-- start Data rows --

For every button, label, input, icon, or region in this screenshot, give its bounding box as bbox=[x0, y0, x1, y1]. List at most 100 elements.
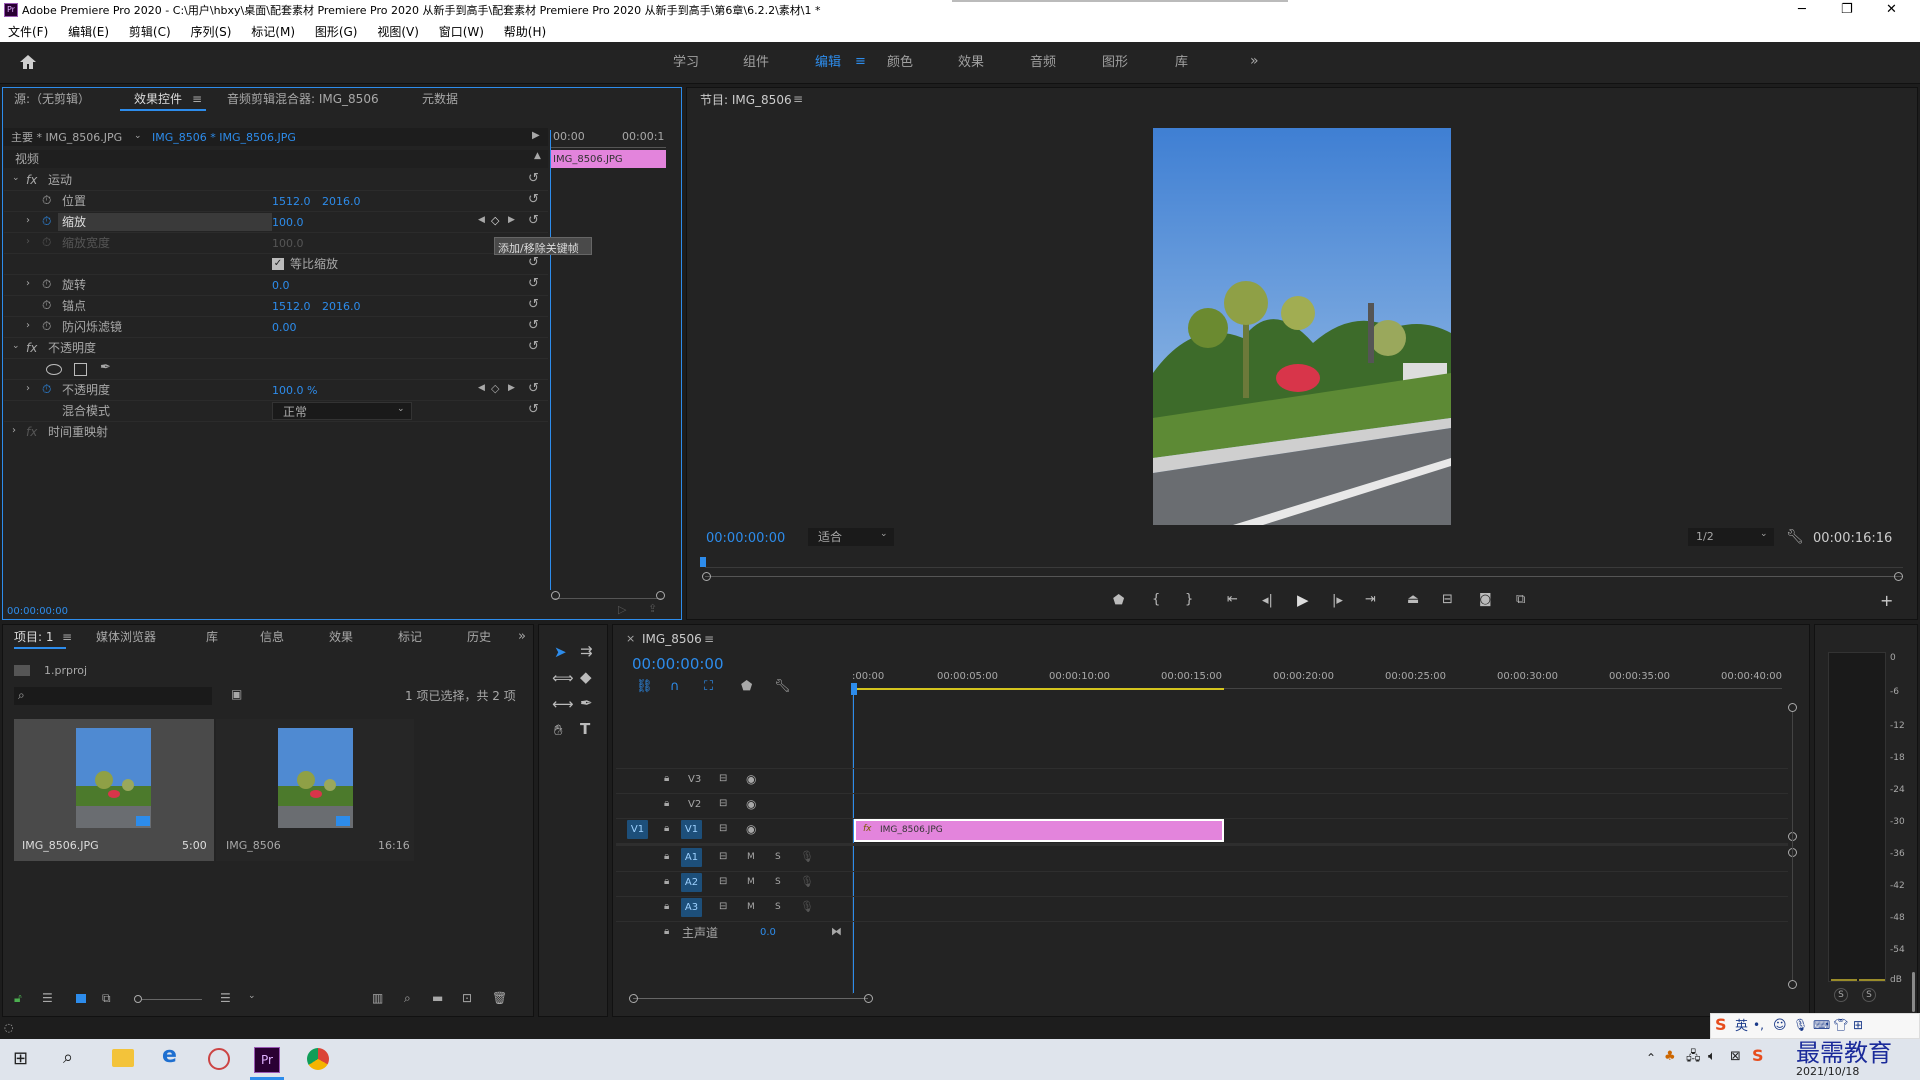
solo-left-button[interactable]: S bbox=[1834, 988, 1848, 1002]
menu-clip[interactable]: 剪辑(C) bbox=[129, 25, 171, 39]
solo-button[interactable]: S bbox=[775, 878, 781, 887]
premiere-taskbar-icon[interactable]: Pr bbox=[254, 1047, 280, 1073]
track-lock-icon[interactable]: 🔒︎ bbox=[664, 927, 669, 937]
zoom-slider-handle[interactable] bbox=[134, 995, 142, 1003]
new-bin-from-search-icon[interactable]: ▣ bbox=[231, 688, 242, 700]
project-item[interactable]: IMG_8506.JPG 5:00 bbox=[14, 719, 214, 861]
home-icon[interactable] bbox=[18, 52, 38, 72]
close-sequence-icon[interactable]: × bbox=[626, 633, 635, 644]
expand-icon[interactable]: › bbox=[26, 279, 30, 289]
workspace-graphics[interactable]: 图形 bbox=[1102, 56, 1128, 69]
go-to-edges-icon[interactable]: ⧓ bbox=[831, 926, 842, 937]
slip-tool-icon[interactable]: ⟷ bbox=[552, 697, 574, 712]
timeline-timecode[interactable]: 00:00:00:00 bbox=[632, 657, 724, 672]
new-item-icon[interactable]: ⊡ bbox=[462, 992, 472, 1004]
menu-view[interactable]: 视图(V) bbox=[377, 25, 419, 39]
mark-in-icon[interactable]: { bbox=[1152, 593, 1160, 606]
step-forward-icon[interactable]: |▸ bbox=[1332, 594, 1343, 607]
sequence-tab[interactable]: IMG_8506 bbox=[642, 633, 702, 645]
mic-icon[interactable]: 🎙︎ bbox=[800, 876, 814, 887]
zoom-slider[interactable] bbox=[142, 999, 202, 1000]
sequence-clip-label[interactable]: IMG_8506 * IMG_8506.JPG bbox=[152, 132, 296, 143]
project-search-input[interactable]: ⌕ bbox=[14, 687, 212, 705]
project-item[interactable]: IMG_8506 16:16 bbox=[216, 719, 414, 861]
compare-view-icon[interactable]: ⧉ bbox=[1516, 593, 1525, 606]
ec-playhead[interactable] bbox=[550, 130, 551, 590]
sync-lock-icon[interactable]: ⊟ bbox=[719, 799, 727, 809]
tab-media-browser[interactable]: 媒体浏览器 bbox=[96, 631, 156, 643]
menu-edit[interactable]: 编辑(E) bbox=[68, 25, 109, 39]
filter-icon[interactable]: ▷ bbox=[618, 604, 626, 615]
solo-button[interactable]: S bbox=[775, 903, 781, 912]
tab-libraries[interactable]: 库 bbox=[206, 631, 218, 643]
tab-effects[interactable]: 效果 bbox=[329, 631, 353, 643]
tab-source[interactable]: 源:（无剪辑） bbox=[14, 93, 90, 105]
tab-markers[interactable]: 标记 bbox=[398, 631, 422, 643]
solo-right-button[interactable]: S bbox=[1862, 988, 1876, 1002]
timeline-clip[interactable]: fx IMG_8506.JPG bbox=[854, 819, 1224, 842]
expand-icon[interactable]: › bbox=[26, 384, 30, 394]
ec-zoom-scrollbar[interactable] bbox=[553, 590, 663, 599]
sync-lock-icon[interactable]: ⊟ bbox=[719, 902, 727, 912]
tab-metadata[interactable]: 元数据 bbox=[422, 93, 458, 105]
search-icon[interactable]: ⌕ bbox=[63, 1049, 73, 1067]
scrollbar[interactable] bbox=[952, 0, 1288, 2]
tab-project[interactable]: 项目: 1 bbox=[14, 631, 54, 643]
next-keyframe-icon[interactable]: ▶ bbox=[508, 216, 515, 225]
program-scrollbar[interactable] bbox=[705, 576, 1903, 577]
maximize-button[interactable]: ❐ bbox=[1841, 3, 1853, 16]
program-playhead[interactable] bbox=[700, 557, 706, 567]
ime-skin-icon[interactable]: 👕︎ bbox=[1833, 1019, 1848, 1031]
track-target-v1[interactable]: V1 bbox=[681, 820, 702, 839]
stopwatch-icon[interactable]: ⏱ bbox=[42, 383, 51, 395]
ellipse-mask-icon[interactable] bbox=[46, 364, 62, 375]
reset-icon[interactable]: ↺ bbox=[528, 214, 539, 227]
mute-button[interactable]: M bbox=[747, 903, 755, 912]
workspace-learn[interactable]: 学习 bbox=[673, 56, 699, 69]
tab-history[interactable]: 历史 bbox=[467, 631, 491, 643]
track-name[interactable]: V3 bbox=[688, 775, 701, 785]
nest-icon[interactable]: ⛓︎ bbox=[636, 680, 653, 693]
h-scroll-handle[interactable] bbox=[864, 994, 873, 1003]
anchor-y[interactable]: 2016.0 bbox=[322, 301, 361, 312]
razor-tool-icon[interactable]: ◆ bbox=[580, 670, 592, 685]
tab-audio-mixer[interactable]: 音频剪辑混合器: IMG_8506 bbox=[227, 93, 379, 105]
mic-icon[interactable]: 🎙︎ bbox=[800, 851, 814, 862]
fx-icon[interactable]: fx bbox=[26, 342, 37, 354]
add-keyframe-button[interactable]: ◇ bbox=[491, 215, 499, 226]
reset-icon[interactable]: ↺ bbox=[528, 256, 539, 269]
extract-icon[interactable]: ⊟ bbox=[1442, 593, 1453, 606]
program-title[interactable]: 节目: IMG_8506 bbox=[700, 94, 792, 106]
expand-icon[interactable]: › bbox=[12, 426, 16, 436]
expand-opacity-icon[interactable]: ⌄ bbox=[12, 342, 20, 351]
app-icon[interactable] bbox=[208, 1048, 230, 1070]
ec-timecode[interactable]: 00:00:00:00 bbox=[7, 607, 68, 617]
uniform-scale-checkbox[interactable]: ✓ bbox=[272, 258, 284, 270]
flicker-value[interactable]: 0.00 bbox=[272, 322, 297, 333]
sync-lock-icon[interactable]: ⊟ bbox=[719, 824, 727, 834]
freeform-view-icon[interactable]: ⧉ bbox=[102, 992, 111, 1004]
prev-keyframe-icon[interactable]: ◀ bbox=[478, 216, 485, 225]
chrome-icon[interactable] bbox=[307, 1048, 329, 1070]
trash-icon[interactable]: 🗑︎ bbox=[492, 992, 507, 1004]
sync-lock-icon[interactable]: ⊟ bbox=[719, 877, 727, 887]
stopwatch-icon[interactable]: ⏱ bbox=[42, 194, 51, 206]
mute-button[interactable]: M bbox=[747, 878, 755, 887]
track-lock-icon[interactable]: 🔒︎ bbox=[664, 799, 669, 809]
fx-icon[interactable]: fx bbox=[26, 174, 37, 186]
settings-wrench-icon[interactable]: 🔧︎ bbox=[774, 680, 791, 693]
reset-icon[interactable]: ↺ bbox=[528, 319, 539, 332]
ime-tools-icon[interactable]: ⊞ bbox=[1853, 1019, 1863, 1031]
track-target-a1[interactable]: A1 bbox=[681, 848, 702, 867]
selection-tool-icon[interactable]: ➤ bbox=[554, 645, 567, 660]
workspace-audio[interactable]: 音频 bbox=[1030, 56, 1056, 69]
workspace-editing[interactable]: 编辑 bbox=[815, 56, 841, 69]
pen-mask-icon[interactable]: ✒ bbox=[100, 361, 111, 374]
panel-menu-icon[interactable]: ≡ bbox=[704, 633, 714, 645]
network-icon[interactable]: 🖧︎ bbox=[1686, 1050, 1701, 1063]
ime-punct-icon[interactable]: •, bbox=[1753, 1019, 1764, 1031]
sync-lock-icon[interactable]: ⊟ bbox=[719, 774, 727, 784]
scroll-handle-right[interactable] bbox=[1894, 572, 1903, 581]
collapse-up-icon[interactable]: ▲ bbox=[534, 152, 541, 161]
wrench-icon[interactable]: 🔧︎ bbox=[1786, 530, 1804, 544]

-- end Data rows --

> Task details
Collect every line of the listing above that contains the string "reset".

> Written reply
reset-icon[interactable]: ↺ bbox=[528, 214, 539, 227]
reset-icon[interactable]: ↺ bbox=[528, 256, 539, 269]
reset-icon[interactable]: ↺ bbox=[528, 319, 539, 332]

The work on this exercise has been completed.